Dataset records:
========
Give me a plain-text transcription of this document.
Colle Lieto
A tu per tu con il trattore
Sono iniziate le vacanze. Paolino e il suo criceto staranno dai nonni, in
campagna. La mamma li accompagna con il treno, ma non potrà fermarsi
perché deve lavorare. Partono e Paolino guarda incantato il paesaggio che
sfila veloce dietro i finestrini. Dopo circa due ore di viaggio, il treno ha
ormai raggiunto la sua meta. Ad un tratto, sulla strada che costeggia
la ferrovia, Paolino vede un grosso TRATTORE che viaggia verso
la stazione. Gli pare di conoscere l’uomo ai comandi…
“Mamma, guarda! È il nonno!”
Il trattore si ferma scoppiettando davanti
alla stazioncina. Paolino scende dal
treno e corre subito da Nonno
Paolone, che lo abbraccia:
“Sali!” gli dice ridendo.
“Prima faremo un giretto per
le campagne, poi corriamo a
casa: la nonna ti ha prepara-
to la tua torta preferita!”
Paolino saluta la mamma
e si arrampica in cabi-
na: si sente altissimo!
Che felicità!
========
Copy out each line of the records that holds the string "Paolino".

### Result
Sono iniziate le vacanze. Paolino e il suo criceto staranno dai nonni, in
perché deve lavorare. Partono e Paolino guarda incantato il paesaggio che
la ferrovia, Paolino vede un grosso TRATTORE che viaggia verso
alla stazioncina. Paolino scende dal
Paolino saluta la mamma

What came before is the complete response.